> DIRECTIONS
Determine which lines of the records include the word "this", and copy them.

> INPUT RECORDS
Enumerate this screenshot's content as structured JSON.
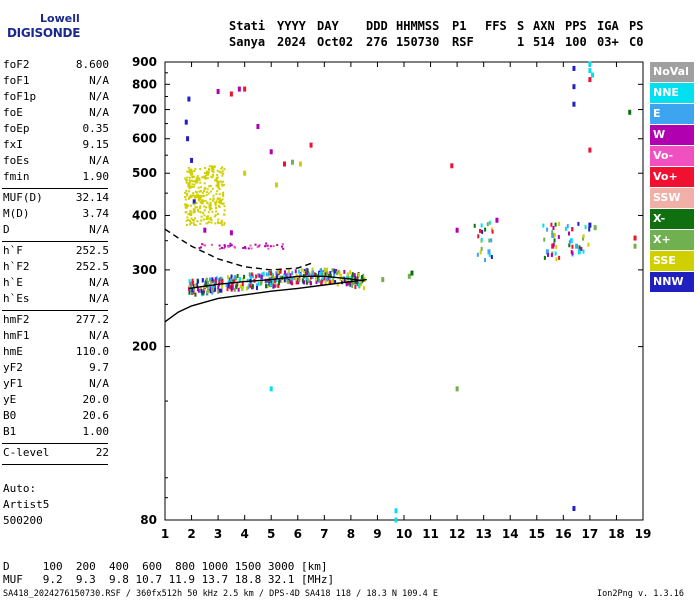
{
  "logo": {
    "line1": "Lowell",
    "line2": "DIGISONDE"
  },
  "header": {
    "labels": [
      {
        "text": "Stati",
        "x": 229
      },
      {
        "text": "YYYY",
        "x": 277
      },
      {
        "text": "DAY",
        "x": 317
      },
      {
        "text": "DDD",
        "x": 366
      },
      {
        "text": "HHMMSS",
        "x": 396
      },
      {
        "text": "P1",
        "x": 452
      },
      {
        "text": "FFS",
        "x": 485
      },
      {
        "text": "S",
        "x": 517
      },
      {
        "text": "AXN",
        "x": 533
      },
      {
        "text": "PPS",
        "x": 565
      },
      {
        "text": "IGA",
        "x": 597
      },
      {
        "text": "PS",
        "x": 629
      }
    ],
    "values": [
      {
        "text": "Sanya",
        "x": 229
      },
      {
        "text": "2024",
        "x": 277
      },
      {
        "text": "Oct02",
        "x": 317
      },
      {
        "text": "276",
        "x": 366
      },
      {
        "text": "150730",
        "x": 396
      },
      {
        "text": "RSF",
        "x": 452
      },
      {
        "text": "1",
        "x": 517
      },
      {
        "text": "514",
        "x": 533
      },
      {
        "text": "100",
        "x": 565
      },
      {
        "text": "03+",
        "x": 597
      },
      {
        "text": "C0",
        "x": 629
      }
    ]
  },
  "params": {
    "group1": [
      {
        "name": "foF2",
        "value": "8.600"
      },
      {
        "name": "foF1",
        "value": "N/A"
      },
      {
        "name": "foF1p",
        "value": "N/A"
      },
      {
        "name": "foE",
        "value": "N/A"
      },
      {
        "name": "foEp",
        "value": "0.35"
      },
      {
        "name": "fxI",
        "value": "9.15"
      },
      {
        "name": "foEs",
        "value": "N/A"
      },
      {
        "name": "fmin",
        "value": "1.90"
      }
    ],
    "group2": [
      {
        "name": "MUF(D)",
        "value": "32.14"
      },
      {
        "name": "M(D)",
        "value": "3.74"
      },
      {
        "name": "D",
        "value": "N/A"
      }
    ],
    "group3": [
      {
        "name": "h`F",
        "value": "252.5"
      },
      {
        "name": "h`F2",
        "value": "252.5"
      },
      {
        "name": "h`E",
        "value": "N/A"
      },
      {
        "name": "h`Es",
        "value": "N/A"
      }
    ],
    "group4": [
      {
        "name": "hmF2",
        "value": "277.2"
      },
      {
        "name": "hmF1",
        "value": "N/A"
      },
      {
        "name": "hmE",
        "value": "110.0"
      },
      {
        "name": "yF2",
        "value": "9.7"
      },
      {
        "name": "yF1",
        "value": "N/A"
      },
      {
        "name": "yE",
        "value": "20.0"
      },
      {
        "name": "B0",
        "value": "20.6"
      },
      {
        "name": "B1",
        "value": "1.00"
      }
    ],
    "group5": [
      {
        "name": "C-level",
        "value": "22"
      }
    ]
  },
  "autoscaling": {
    "line1": "Auto:",
    "line2": "Artist5",
    "line3": "500200"
  },
  "legend": [
    {
      "label": "NoVal",
      "color": "#a0a0a0"
    },
    {
      "label": "NNE",
      "color": "#00e0f0"
    },
    {
      "label": "E",
      "color": "#3da5f0"
    },
    {
      "label": "W",
      "color": "#b000b0"
    },
    {
      "label": "Vo-",
      "color": "#f050c0"
    },
    {
      "label": "Vo+",
      "color": "#f01030"
    },
    {
      "label": "SSW",
      "color": "#f0b0a8"
    },
    {
      "label": "X-",
      "color": "#107010"
    },
    {
      "label": "X+",
      "color": "#70b050"
    },
    {
      "label": "SSE",
      "color": "#d0d000"
    },
    {
      "label": "NNW",
      "color": "#2020c0"
    }
  ],
  "muf_table": {
    "d_row": "D     100  200  400  600  800 1000 1500 3000 [km]",
    "muf_row": "MUF   9.2  9.3  9.8 10.7 11.9 13.7 18.8 32.1 [MHz]"
  },
  "footer": {
    "left": "SA418_2024276150730.RSF / 360fx512h 50 kHz 2.5 km / DPS-4D SA418 118 / 18.3 N 109.4 E",
    "right": "Ion2Png v. 1.3.16"
  },
  "chart_data": {
    "type": "scatter",
    "title": "",
    "xlabel": "",
    "ylabel": "",
    "xlim": [
      1,
      19
    ],
    "ylim": [
      80,
      900
    ],
    "x_ticks": [
      1,
      2,
      3,
      4,
      5,
      6,
      7,
      8,
      9,
      10,
      11,
      12,
      13,
      14,
      15,
      16,
      17,
      18,
      19
    ],
    "y_ticks": [
      80,
      200,
      300,
      400,
      500,
      600,
      700,
      800,
      900
    ],
    "y_scale": "logarithmic",
    "grid": false,
    "trace_curves": [
      {
        "name": "",
        "style": "solid",
        "x": [
          1.0,
          1.5,
          2.0,
          3.0,
          4.0,
          5.0,
          6.0,
          7.0,
          8.0,
          8.6
        ],
        "y": [
          228,
          240,
          248,
          258,
          263,
          268,
          272,
          277,
          282,
          285
        ]
      },
      {
        "name": "",
        "style": "dashed",
        "x": [
          1.0,
          1.5,
          2.0,
          3.0,
          4.0,
          5.0,
          6.0,
          6.6
        ],
        "y": [
          372,
          355,
          340,
          318,
          305,
          300,
          303,
          312
        ]
      },
      {
        "name": "",
        "style": "solid",
        "x": [
          1.9,
          3.0,
          4.0,
          5.0,
          6.0,
          7.0,
          8.0,
          8.5
        ],
        "y": [
          272,
          278,
          282,
          285,
          290,
          290,
          286,
          283
        ]
      }
    ],
    "series": [
      {
        "name": "SSE",
        "color": "#d0d000",
        "points": [
          [
            1.8,
            420
          ],
          [
            1.9,
            470
          ],
          [
            2.0,
            500
          ],
          [
            2.2,
            480
          ],
          [
            2.4,
            430
          ],
          [
            2.6,
            500
          ],
          [
            2.8,
            510
          ],
          [
            3.0,
            470
          ],
          [
            2.1,
            410
          ],
          [
            2.3,
            440
          ],
          [
            2.7,
            420
          ],
          [
            3.1,
            430
          ],
          [
            4.0,
            500
          ],
          [
            5.2,
            470
          ],
          [
            6.1,
            525
          ],
          [
            8.0,
            280
          ],
          [
            8.5,
            285
          ]
        ]
      },
      {
        "name": "NNW",
        "color": "#2020c0",
        "points": [
          [
            1.8,
            655
          ],
          [
            1.9,
            740
          ],
          [
            1.85,
            600
          ],
          [
            2.0,
            535
          ],
          [
            2.1,
            430
          ],
          [
            16.4,
            870
          ],
          [
            16.4,
            790
          ],
          [
            16.4,
            720
          ],
          [
            16.4,
            85
          ],
          [
            17.0,
            380
          ]
        ]
      },
      {
        "name": "Vo+",
        "color": "#f01030",
        "points": [
          [
            3.5,
            760
          ],
          [
            4.0,
            780
          ],
          [
            5.5,
            525
          ],
          [
            6.5,
            580
          ],
          [
            11.8,
            520
          ],
          [
            17.0,
            565
          ],
          [
            17.0,
            820
          ],
          [
            18.7,
            355
          ],
          [
            15.6,
            340
          ]
        ]
      },
      {
        "name": "W",
        "color": "#b000b0",
        "points": [
          [
            3.0,
            770
          ],
          [
            3.8,
            780
          ],
          [
            4.5,
            640
          ],
          [
            5.0,
            560
          ],
          [
            2.5,
            370
          ],
          [
            3.5,
            365
          ],
          [
            13.5,
            390
          ],
          [
            12.0,
            370
          ]
        ]
      },
      {
        "name": "NNE",
        "color": "#00e0f0",
        "points": [
          [
            17.0,
            890
          ],
          [
            17.0,
            860
          ],
          [
            17.1,
            840
          ],
          [
            9.7,
            80
          ],
          [
            9.7,
            84
          ],
          [
            5.0,
            160
          ],
          [
            16.3,
            350
          ],
          [
            16.6,
            330
          ]
        ]
      },
      {
        "name": "E",
        "color": "#3da5f0",
        "points": [
          [
            15.4,
            330
          ],
          [
            15.6,
            360
          ],
          [
            13.2,
            330
          ],
          [
            16.5,
            340
          ]
        ]
      },
      {
        "name": "X+",
        "color": "#70b050",
        "points": [
          [
            9.2,
            285
          ],
          [
            10.2,
            290
          ],
          [
            5.8,
            530
          ],
          [
            17.2,
            375
          ],
          [
            18.7,
            340
          ],
          [
            12.0,
            160
          ]
        ]
      },
      {
        "name": "X-",
        "color": "#107010",
        "points": [
          [
            18.5,
            690
          ],
          [
            10.3,
            295
          ]
        ]
      }
    ]
  }
}
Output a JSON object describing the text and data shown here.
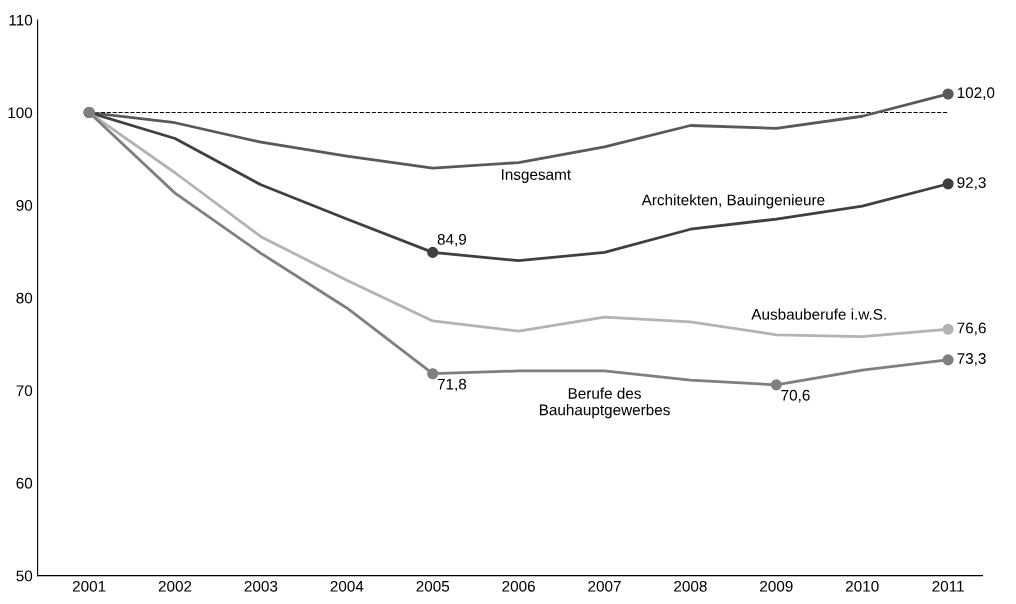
{
  "chart_data": {
    "type": "line",
    "categories": [
      "2001",
      "2002",
      "2003",
      "2004",
      "2005",
      "2006",
      "2007",
      "2008",
      "2009",
      "2010",
      "2011"
    ],
    "ylim": [
      50,
      110
    ],
    "yticks": [
      50,
      60,
      70,
      80,
      90,
      100,
      110
    ],
    "grid": false,
    "legend": false,
    "line_style": "solid",
    "ref_lines": [
      {
        "axis": "y",
        "value": 100,
        "color": "#000000",
        "line_style": "dashed"
      }
    ],
    "series": [
      {
        "name": "Insgesamt",
        "color": "#595959",
        "values": [
          100,
          98.9,
          96.8,
          95.3,
          94.0,
          94.6,
          96.3,
          98.6,
          98.3,
          99.6,
          102.0
        ],
        "value_labels": [
          null,
          null,
          null,
          null,
          null,
          null,
          null,
          null,
          null,
          null,
          "102,0"
        ]
      },
      {
        "name": "Architekten, Bauingenieure",
        "color": "#404040",
        "values": [
          100,
          97.2,
          92.2,
          88.5,
          84.9,
          84.0,
          84.9,
          87.4,
          88.5,
          89.9,
          92.3
        ],
        "value_labels": [
          null,
          null,
          null,
          null,
          "84,9",
          null,
          null,
          null,
          null,
          null,
          "92,3"
        ]
      },
      {
        "name": "Ausbauberufe i.w.S.",
        "color": "#b3b3b3",
        "values": [
          100,
          93.5,
          86.6,
          81.9,
          77.5,
          76.4,
          77.9,
          77.4,
          76.0,
          75.8,
          76.6
        ],
        "value_labels": [
          null,
          null,
          null,
          null,
          null,
          null,
          null,
          null,
          null,
          null,
          "76,6"
        ]
      },
      {
        "name": "Berufe des\nBauhauptgewerbes",
        "color": "#7f7f7f",
        "values": [
          100,
          91.3,
          84.8,
          78.9,
          71.8,
          72.1,
          72.1,
          71.1,
          70.6,
          72.2,
          73.3
        ],
        "value_labels": [
          null,
          null,
          null,
          null,
          "71,8",
          null,
          null,
          null,
          "70,6",
          null,
          "73,3"
        ]
      }
    ]
  }
}
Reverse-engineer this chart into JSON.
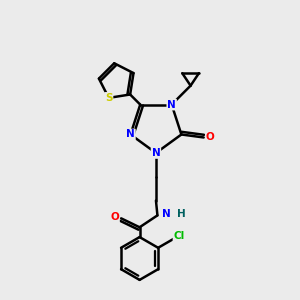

> SOLUTION
Enumerate this screenshot's content as structured JSON.
Reverse-engineer this chart into JSON.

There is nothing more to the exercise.